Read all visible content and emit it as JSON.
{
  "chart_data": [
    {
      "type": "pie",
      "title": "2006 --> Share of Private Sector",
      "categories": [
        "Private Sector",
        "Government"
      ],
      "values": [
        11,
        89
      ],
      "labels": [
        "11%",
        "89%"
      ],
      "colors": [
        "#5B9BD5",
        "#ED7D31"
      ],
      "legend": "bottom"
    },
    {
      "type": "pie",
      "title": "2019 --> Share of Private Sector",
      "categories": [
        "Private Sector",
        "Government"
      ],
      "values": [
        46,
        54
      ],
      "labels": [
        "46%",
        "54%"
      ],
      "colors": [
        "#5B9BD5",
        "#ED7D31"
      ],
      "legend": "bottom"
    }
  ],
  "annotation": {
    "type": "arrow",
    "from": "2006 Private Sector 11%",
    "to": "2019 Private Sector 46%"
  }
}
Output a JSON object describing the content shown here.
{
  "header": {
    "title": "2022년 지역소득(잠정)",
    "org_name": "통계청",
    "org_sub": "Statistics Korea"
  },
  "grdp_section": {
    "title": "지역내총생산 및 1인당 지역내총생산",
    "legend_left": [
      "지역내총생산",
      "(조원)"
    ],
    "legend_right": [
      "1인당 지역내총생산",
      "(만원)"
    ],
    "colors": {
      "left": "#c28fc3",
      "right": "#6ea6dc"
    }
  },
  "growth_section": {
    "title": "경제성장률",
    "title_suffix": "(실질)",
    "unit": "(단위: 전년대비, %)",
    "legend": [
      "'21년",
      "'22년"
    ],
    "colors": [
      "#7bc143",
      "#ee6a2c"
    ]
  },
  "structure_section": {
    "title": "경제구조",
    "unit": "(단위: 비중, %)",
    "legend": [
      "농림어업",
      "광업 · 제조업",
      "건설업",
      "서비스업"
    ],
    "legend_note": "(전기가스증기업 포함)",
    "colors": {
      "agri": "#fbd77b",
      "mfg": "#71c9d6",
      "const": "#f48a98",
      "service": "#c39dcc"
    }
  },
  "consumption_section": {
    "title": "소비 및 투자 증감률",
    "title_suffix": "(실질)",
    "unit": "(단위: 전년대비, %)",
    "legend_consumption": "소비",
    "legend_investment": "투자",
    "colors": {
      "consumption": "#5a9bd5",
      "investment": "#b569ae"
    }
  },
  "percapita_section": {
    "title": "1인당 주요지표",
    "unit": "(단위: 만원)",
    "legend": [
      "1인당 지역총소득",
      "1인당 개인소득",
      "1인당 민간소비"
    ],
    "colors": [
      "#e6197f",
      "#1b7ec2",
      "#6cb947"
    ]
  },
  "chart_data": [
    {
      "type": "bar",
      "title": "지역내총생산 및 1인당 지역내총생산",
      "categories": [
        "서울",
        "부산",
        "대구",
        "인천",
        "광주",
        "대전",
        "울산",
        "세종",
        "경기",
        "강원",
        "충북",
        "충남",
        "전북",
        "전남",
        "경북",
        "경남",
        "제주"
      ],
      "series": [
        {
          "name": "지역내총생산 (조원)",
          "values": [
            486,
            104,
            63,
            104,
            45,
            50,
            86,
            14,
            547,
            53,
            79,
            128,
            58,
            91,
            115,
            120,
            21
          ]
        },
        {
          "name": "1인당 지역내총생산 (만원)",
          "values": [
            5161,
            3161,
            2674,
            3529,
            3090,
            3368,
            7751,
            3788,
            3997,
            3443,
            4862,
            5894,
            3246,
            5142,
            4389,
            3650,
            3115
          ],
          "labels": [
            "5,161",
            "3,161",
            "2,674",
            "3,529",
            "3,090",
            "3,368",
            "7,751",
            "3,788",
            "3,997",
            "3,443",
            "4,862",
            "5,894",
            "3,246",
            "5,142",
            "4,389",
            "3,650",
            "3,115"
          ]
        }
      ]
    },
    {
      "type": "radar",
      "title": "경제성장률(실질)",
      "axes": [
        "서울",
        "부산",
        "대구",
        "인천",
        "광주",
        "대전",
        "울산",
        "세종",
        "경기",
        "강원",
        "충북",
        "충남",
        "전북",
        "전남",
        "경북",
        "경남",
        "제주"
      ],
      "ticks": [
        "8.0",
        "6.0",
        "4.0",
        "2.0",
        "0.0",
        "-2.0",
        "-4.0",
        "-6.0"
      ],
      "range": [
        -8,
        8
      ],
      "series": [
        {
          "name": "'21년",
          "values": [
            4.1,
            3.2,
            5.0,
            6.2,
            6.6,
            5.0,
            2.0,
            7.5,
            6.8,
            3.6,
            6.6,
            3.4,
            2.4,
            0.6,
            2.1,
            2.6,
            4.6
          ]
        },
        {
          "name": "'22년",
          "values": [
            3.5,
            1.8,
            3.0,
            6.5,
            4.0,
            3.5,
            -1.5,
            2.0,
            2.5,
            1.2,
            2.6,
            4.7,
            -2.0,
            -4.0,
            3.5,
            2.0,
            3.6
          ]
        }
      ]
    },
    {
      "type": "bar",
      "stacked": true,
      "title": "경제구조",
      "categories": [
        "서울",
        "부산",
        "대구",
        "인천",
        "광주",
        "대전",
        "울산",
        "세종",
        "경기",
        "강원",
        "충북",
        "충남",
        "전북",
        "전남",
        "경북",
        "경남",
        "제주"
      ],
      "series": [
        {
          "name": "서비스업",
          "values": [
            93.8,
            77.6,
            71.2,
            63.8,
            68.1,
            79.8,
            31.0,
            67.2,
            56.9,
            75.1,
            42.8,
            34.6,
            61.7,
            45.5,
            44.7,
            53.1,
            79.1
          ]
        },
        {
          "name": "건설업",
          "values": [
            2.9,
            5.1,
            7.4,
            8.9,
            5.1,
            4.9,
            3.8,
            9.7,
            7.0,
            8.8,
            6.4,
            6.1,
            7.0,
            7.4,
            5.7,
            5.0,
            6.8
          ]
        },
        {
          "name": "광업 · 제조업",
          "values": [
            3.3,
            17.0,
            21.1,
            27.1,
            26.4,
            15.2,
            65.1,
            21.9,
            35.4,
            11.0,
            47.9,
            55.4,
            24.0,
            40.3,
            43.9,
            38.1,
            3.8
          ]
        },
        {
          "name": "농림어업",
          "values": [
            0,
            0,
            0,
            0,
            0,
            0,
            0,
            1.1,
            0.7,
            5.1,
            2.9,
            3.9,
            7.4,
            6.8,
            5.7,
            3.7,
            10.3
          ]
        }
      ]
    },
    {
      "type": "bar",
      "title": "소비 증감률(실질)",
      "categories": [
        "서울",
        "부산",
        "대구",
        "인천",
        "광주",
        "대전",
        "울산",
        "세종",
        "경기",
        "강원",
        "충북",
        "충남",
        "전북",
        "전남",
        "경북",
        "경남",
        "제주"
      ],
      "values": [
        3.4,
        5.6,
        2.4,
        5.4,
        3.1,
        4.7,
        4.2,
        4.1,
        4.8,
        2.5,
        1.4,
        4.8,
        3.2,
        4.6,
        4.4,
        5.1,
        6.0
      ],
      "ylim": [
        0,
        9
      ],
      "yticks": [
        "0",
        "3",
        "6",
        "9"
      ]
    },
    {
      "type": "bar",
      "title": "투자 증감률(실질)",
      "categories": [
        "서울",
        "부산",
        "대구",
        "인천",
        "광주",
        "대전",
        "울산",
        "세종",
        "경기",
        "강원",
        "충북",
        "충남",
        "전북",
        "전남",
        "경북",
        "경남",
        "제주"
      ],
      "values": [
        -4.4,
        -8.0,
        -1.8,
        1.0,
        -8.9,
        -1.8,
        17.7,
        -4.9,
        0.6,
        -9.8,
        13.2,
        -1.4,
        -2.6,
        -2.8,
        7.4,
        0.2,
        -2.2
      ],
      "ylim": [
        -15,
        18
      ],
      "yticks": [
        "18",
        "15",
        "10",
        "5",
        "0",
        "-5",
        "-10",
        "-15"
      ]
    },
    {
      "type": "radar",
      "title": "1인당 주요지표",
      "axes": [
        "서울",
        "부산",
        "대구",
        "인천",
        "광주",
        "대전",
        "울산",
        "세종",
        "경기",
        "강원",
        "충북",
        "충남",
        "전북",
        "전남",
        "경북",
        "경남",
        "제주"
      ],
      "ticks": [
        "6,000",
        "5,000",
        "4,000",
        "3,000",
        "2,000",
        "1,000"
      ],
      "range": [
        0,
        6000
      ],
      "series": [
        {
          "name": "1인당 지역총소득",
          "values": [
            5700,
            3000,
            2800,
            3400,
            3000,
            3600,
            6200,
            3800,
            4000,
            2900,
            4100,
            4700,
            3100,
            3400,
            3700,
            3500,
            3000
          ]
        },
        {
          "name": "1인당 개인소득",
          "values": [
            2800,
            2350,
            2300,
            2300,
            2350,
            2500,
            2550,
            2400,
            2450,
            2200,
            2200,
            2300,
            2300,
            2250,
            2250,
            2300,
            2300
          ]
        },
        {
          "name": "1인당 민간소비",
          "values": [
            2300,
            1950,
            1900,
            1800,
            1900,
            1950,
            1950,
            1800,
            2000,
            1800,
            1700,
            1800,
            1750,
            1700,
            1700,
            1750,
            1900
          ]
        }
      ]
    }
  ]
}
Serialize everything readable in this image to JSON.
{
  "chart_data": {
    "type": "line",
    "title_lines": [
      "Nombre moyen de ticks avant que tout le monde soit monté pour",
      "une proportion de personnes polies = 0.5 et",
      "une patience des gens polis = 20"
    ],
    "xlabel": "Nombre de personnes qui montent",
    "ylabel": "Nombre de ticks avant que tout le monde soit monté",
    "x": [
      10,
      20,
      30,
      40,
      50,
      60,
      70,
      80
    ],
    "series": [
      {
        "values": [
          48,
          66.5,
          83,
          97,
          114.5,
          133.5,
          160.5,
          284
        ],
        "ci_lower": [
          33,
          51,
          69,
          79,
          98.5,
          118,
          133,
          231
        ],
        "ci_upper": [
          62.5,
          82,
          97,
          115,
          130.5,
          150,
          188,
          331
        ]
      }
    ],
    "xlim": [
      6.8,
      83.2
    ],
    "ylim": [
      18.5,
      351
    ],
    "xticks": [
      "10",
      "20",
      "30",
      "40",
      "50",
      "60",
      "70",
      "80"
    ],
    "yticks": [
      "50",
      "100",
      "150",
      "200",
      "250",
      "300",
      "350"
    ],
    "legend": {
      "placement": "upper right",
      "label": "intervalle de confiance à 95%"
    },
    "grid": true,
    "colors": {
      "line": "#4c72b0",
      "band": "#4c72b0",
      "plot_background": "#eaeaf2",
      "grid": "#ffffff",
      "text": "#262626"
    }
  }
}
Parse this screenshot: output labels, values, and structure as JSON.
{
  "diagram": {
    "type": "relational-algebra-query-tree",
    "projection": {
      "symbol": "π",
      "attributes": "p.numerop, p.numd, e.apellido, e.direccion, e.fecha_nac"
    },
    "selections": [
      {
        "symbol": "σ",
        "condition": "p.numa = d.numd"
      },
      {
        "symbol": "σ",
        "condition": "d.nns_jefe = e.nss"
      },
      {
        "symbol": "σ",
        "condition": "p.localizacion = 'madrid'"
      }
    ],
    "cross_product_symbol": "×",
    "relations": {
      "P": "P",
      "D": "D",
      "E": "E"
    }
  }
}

### EXERCISE OBJECTIVE
Pull out each line containing the word "JSON" and copy it.

### CORRECT ANSWER
Read all visible content and emit it as JSON.
Output a JSON object describing the content shown here.
Serialize everything readable in this image to JSON.
Parse this screenshot: output labels, values, and structure as JSON.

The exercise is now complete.